## WHAT IS BEING ASKED
Find the string "naar" in the data, then copy every line where it is found.

[Saved entries]
——

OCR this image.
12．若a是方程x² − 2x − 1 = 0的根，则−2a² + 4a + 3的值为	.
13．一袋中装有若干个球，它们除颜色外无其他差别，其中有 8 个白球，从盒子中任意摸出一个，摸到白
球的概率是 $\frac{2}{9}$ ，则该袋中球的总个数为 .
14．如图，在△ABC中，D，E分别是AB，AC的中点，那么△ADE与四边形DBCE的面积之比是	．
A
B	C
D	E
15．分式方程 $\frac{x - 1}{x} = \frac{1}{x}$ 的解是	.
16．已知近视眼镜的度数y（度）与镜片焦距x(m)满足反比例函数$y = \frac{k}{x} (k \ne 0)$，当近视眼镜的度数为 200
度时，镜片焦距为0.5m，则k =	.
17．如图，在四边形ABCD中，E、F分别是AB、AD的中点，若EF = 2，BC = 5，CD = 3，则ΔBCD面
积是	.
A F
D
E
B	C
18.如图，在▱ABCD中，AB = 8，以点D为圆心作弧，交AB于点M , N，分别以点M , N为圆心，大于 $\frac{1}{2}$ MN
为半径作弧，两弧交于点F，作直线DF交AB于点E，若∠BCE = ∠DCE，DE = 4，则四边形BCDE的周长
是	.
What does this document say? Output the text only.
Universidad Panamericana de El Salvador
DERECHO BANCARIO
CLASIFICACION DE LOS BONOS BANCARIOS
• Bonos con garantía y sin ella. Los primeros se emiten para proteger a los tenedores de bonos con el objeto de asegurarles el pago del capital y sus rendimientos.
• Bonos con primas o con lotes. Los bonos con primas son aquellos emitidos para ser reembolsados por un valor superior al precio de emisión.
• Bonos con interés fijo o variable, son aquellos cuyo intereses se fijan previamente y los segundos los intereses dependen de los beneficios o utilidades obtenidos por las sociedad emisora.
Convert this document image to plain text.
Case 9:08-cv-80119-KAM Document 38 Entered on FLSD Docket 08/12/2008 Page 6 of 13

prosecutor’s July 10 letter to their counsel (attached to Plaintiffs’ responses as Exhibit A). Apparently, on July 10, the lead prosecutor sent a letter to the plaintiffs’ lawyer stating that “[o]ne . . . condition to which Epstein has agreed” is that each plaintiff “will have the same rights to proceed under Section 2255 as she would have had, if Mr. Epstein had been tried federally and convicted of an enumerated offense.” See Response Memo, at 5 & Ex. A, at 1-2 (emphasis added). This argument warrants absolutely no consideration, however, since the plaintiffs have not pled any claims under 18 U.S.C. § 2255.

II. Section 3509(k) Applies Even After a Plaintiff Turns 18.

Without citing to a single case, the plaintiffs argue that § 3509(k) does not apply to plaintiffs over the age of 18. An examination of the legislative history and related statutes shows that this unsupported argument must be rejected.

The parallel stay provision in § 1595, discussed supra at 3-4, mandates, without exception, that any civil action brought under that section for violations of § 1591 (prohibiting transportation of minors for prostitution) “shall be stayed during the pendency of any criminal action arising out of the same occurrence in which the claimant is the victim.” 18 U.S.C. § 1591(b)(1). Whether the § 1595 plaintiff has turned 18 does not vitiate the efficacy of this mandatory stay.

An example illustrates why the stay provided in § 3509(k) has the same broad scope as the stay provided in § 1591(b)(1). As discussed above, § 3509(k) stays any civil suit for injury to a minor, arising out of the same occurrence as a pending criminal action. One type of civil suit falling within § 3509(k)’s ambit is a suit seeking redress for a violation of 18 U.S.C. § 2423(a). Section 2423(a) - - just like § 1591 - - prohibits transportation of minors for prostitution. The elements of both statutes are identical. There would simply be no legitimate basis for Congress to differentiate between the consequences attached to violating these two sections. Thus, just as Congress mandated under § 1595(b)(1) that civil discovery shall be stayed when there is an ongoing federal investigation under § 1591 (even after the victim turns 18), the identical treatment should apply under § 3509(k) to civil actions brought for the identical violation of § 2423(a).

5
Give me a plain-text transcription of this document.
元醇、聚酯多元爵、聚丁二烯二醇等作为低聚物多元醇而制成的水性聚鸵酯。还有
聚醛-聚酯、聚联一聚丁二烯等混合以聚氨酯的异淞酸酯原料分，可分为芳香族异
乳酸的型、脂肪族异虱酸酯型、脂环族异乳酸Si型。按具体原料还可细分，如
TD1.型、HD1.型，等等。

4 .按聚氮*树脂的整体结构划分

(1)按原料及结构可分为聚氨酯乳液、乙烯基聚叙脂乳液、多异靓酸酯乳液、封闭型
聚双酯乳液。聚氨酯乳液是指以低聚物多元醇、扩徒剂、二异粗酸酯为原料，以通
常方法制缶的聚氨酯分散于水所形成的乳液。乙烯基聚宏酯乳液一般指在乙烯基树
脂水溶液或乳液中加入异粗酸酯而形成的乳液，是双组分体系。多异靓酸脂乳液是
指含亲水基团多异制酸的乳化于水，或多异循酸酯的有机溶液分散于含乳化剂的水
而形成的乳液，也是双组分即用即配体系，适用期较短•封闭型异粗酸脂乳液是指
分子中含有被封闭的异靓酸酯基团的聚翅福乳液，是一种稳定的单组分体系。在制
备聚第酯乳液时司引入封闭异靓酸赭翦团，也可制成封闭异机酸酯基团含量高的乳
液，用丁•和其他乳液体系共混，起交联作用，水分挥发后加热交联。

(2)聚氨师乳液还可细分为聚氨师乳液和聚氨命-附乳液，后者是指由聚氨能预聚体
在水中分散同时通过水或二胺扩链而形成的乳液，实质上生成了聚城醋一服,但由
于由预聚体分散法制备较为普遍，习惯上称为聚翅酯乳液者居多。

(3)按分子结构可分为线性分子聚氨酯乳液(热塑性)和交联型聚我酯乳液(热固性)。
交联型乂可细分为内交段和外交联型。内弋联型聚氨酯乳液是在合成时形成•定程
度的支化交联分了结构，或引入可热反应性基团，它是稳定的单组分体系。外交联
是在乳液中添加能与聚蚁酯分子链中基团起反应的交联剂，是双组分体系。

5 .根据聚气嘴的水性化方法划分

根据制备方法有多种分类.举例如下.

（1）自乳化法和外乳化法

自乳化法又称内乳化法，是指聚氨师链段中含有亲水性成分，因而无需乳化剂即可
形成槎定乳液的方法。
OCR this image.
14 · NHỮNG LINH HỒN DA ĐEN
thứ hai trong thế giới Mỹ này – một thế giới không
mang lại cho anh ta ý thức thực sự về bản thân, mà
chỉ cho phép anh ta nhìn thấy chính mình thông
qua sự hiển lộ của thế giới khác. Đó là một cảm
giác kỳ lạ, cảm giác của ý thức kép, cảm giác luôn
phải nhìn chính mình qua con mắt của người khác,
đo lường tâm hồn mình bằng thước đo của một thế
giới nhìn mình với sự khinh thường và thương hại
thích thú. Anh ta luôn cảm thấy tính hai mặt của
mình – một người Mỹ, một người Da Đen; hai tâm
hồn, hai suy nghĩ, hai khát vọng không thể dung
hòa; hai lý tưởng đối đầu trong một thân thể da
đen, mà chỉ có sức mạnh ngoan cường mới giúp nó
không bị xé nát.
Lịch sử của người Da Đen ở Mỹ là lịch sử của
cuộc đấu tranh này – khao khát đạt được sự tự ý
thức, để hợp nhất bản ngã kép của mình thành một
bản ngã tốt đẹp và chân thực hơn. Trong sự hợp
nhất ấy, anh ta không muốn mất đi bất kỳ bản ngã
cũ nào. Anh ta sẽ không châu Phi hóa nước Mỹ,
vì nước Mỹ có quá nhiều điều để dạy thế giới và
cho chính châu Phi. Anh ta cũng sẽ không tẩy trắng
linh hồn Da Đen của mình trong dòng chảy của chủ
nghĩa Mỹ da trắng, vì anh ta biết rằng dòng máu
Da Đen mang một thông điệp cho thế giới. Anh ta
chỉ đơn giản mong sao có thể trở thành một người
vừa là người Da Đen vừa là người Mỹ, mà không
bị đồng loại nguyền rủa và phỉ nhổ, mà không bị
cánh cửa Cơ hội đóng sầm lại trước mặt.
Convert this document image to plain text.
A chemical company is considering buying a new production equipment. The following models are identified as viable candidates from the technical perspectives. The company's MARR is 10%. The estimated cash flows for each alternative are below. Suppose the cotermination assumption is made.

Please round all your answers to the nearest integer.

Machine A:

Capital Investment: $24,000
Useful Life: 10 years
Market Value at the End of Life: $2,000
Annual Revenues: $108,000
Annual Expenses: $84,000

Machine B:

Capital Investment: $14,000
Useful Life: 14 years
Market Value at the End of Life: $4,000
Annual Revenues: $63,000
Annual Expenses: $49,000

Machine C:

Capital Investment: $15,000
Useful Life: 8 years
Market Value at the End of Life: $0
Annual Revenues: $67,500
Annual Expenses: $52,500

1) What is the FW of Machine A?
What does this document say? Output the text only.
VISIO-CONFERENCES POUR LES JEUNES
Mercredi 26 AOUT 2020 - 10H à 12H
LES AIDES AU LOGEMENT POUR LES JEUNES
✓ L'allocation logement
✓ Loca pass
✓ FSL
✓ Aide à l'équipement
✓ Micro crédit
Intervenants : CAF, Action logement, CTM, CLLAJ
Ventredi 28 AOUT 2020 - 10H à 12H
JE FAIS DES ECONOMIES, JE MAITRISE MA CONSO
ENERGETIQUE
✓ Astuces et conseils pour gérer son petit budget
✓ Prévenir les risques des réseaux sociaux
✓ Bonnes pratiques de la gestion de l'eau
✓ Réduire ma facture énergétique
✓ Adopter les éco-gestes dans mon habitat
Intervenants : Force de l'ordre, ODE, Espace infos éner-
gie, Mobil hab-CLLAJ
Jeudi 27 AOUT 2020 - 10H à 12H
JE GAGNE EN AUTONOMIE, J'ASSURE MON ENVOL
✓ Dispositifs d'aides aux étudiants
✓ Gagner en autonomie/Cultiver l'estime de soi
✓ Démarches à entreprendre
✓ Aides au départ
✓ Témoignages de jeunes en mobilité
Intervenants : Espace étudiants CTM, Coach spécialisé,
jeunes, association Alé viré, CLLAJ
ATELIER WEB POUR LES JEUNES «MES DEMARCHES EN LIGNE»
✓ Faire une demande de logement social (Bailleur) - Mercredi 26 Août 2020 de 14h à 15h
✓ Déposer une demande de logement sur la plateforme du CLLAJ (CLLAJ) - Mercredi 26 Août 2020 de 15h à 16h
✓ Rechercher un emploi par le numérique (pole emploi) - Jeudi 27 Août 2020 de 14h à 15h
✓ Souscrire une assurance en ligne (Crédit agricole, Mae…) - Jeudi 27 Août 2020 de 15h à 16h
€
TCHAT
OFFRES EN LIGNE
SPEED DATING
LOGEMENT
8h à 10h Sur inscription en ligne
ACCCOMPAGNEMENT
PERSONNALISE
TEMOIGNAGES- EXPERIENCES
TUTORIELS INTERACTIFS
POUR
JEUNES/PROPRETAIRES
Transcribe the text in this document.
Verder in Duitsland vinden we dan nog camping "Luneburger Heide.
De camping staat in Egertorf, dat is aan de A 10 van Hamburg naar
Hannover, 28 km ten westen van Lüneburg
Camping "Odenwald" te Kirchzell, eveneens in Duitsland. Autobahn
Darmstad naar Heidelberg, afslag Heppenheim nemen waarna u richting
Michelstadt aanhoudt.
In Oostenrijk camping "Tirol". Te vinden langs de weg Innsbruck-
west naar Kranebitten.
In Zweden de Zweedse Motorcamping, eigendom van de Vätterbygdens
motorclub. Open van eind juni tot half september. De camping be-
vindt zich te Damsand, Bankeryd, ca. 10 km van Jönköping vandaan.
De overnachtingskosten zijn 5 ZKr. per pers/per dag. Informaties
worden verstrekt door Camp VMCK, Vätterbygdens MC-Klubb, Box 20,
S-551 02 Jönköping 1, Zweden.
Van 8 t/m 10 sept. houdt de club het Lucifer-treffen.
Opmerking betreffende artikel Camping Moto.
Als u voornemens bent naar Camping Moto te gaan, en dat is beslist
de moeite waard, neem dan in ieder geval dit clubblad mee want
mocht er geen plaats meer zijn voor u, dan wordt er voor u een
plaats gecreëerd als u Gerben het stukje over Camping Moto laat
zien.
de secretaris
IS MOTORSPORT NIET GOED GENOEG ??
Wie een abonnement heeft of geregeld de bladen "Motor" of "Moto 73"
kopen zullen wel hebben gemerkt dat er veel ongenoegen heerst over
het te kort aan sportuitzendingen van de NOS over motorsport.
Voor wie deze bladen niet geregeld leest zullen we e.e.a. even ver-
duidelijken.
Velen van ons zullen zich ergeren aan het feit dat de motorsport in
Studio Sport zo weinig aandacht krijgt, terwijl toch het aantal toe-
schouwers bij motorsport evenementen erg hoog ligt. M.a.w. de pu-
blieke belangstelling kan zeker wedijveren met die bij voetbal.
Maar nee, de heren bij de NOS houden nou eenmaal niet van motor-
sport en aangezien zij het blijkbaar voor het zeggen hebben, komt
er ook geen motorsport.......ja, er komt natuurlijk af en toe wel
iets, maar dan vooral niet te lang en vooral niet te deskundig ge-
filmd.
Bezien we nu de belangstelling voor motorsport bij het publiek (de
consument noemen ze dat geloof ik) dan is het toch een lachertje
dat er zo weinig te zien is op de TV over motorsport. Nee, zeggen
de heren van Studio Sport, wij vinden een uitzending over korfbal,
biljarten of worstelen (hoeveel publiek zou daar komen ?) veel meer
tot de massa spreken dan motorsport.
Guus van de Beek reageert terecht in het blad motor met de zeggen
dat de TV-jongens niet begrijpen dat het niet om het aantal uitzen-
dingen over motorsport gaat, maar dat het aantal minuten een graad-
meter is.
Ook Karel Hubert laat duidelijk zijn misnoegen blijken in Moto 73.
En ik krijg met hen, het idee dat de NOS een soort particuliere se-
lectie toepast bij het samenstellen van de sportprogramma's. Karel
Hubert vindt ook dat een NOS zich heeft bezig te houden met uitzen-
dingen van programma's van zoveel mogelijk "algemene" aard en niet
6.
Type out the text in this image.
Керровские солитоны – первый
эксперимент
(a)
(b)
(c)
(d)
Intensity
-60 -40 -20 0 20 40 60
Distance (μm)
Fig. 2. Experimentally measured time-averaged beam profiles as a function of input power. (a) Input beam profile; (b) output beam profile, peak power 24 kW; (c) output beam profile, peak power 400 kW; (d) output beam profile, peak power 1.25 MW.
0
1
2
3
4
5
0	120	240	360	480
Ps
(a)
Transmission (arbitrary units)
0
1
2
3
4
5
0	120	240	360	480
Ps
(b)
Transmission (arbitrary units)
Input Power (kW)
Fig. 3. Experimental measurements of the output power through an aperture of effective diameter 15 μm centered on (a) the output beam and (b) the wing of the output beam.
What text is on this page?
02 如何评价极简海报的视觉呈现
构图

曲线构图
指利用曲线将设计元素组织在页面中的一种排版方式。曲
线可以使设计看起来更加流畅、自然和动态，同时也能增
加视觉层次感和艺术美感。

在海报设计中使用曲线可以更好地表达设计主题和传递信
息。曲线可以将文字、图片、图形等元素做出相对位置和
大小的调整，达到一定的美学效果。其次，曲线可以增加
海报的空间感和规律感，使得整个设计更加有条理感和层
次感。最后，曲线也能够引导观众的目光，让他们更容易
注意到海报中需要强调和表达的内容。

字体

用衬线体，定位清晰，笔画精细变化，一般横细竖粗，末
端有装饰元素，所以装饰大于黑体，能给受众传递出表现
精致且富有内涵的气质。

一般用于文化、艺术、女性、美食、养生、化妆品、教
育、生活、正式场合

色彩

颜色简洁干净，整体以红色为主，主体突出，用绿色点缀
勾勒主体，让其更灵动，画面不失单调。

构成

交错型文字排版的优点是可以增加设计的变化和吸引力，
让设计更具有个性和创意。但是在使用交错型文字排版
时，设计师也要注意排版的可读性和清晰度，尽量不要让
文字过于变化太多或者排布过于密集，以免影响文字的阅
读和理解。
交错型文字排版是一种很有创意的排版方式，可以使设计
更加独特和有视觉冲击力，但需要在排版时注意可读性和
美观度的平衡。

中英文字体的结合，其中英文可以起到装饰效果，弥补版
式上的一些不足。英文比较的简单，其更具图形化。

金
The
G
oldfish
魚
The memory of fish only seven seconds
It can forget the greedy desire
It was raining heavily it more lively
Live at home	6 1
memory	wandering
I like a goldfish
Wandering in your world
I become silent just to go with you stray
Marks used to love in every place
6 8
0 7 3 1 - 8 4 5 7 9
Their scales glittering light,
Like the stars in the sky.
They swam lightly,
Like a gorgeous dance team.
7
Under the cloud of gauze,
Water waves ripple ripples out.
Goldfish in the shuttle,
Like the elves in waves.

——

## ANSWER TO THIS PROBLEM
De camping staat in Egertorf, dat is aan de A 10 van Hamburg naar
Darmstad naar Heidelberg, afslag Heppenheim nemen waarna u richting
west naar Kranebitten.
Als u voornemens bent naar Camping Moto te gaan, en dat is beslist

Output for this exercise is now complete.